• _Goal_: Filter the entries below, keeping every line that has the word "Holzbilder".

Saved entries:
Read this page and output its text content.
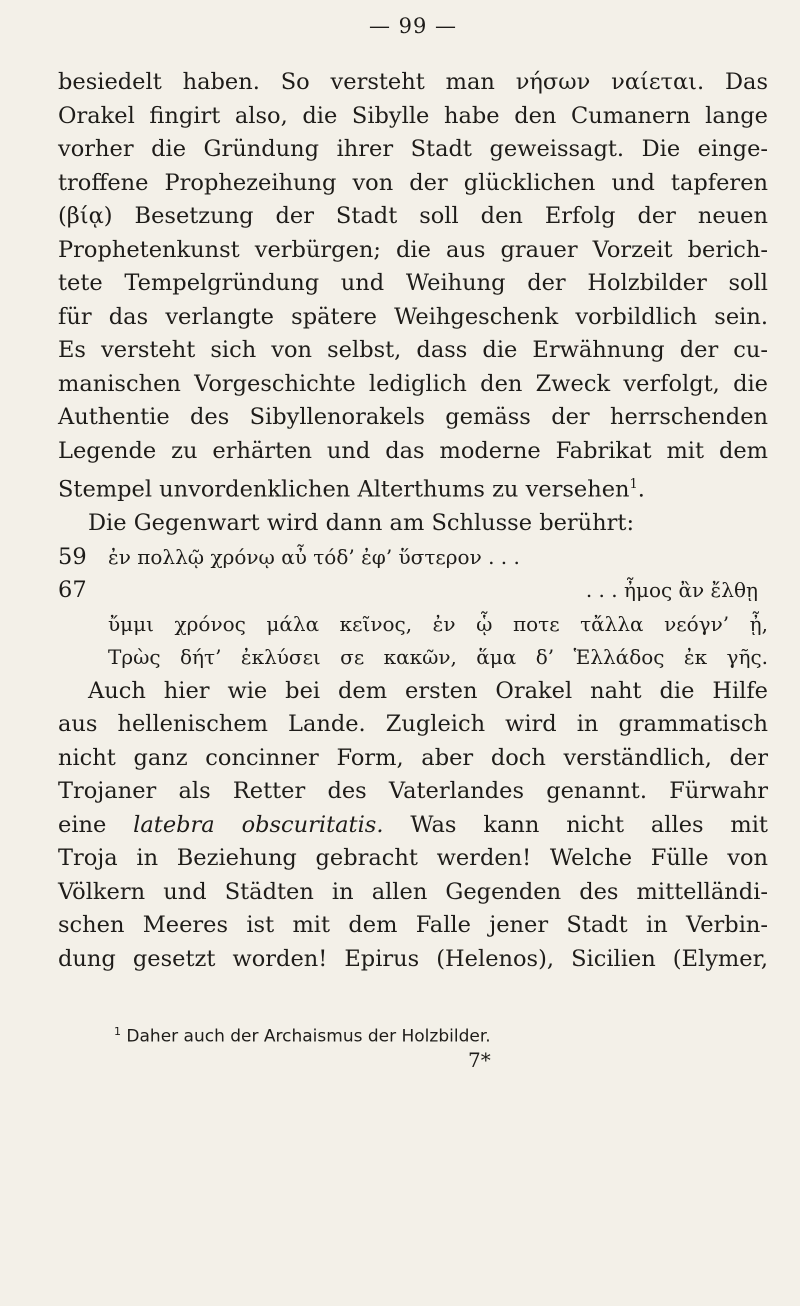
— 99 —
besiedelt haben. So versteht man νήσων ναίεται. Das
Orakel fingirt also, die Sibylle habe den Cumanern lange
vorher die Gründung ihrer Stadt geweissagt. Die einge-
troffene Prophezeihung von der glücklichen und tapferen
(βίᾳ) Besetzung der Stadt soll den Erfolg der neuen
Prophetenkunst verbürgen; die aus grauer Vorzeit berich-
tete Tempelgründung und Weihung der Holzbilder soll
für das verlangte spätere Weihgeschenk vorbildlich sein.
Es versteht sich von selbst, dass die Erwähnung der cu-
manischen Vorgeschichte lediglich den Zweck verfolgt, die
Authentie des Sibyllenorakels gemäss der herrschenden
Legende zu erhärten und das moderne Fabrikat mit dem
Stempel unvordenklichen Alterthums zu versehen$^1$.
Die Gegenwart wird dann am Schlusse berührt:
59	ἐν πολλῷ χρόνῳ αὖ τόδ’ ἐφ’ ὕστερον . . .
67	. . . ἦμος ἂν ἔλθῃ
ὔμμι χρόνος μάλα κεῖνος, ἐν ᾧ ποτε τἄλλα νεόγν’ ᾖ,
Τρὼς δήτ’ ἐκλύσει σε κακῶν, ἅμα δ’ Ἑλλάδος ἐκ γῆς.
Auch hier wie bei dem ersten Orakel naht die Hilfe
aus hellenischem Lande. Zugleich wird in grammatisch
nicht ganz concinner Form, aber doch verständlich, der
Trojaner als Retter des Vaterlandes genannt. Fürwahr
eine latebra obscuritatis. Was kann nicht alles mit
Troja in Beziehung gebracht werden! Welche Fülle von
Völkern und Städten in allen Gegenden des mittelländi-
schen Meeres ist mit dem Falle jener Stadt in Verbin-
dung gesetzt worden! Epirus (Helenos), Sicilien (Elymer,
$^1$ Daher auch der Archaismus der Holzbilder.
7*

• _Exercise response_:
tete Tempelgründung und Weihung der Holzbilder soll
$^1$ Daher auch der Archaismus der Holzbilder.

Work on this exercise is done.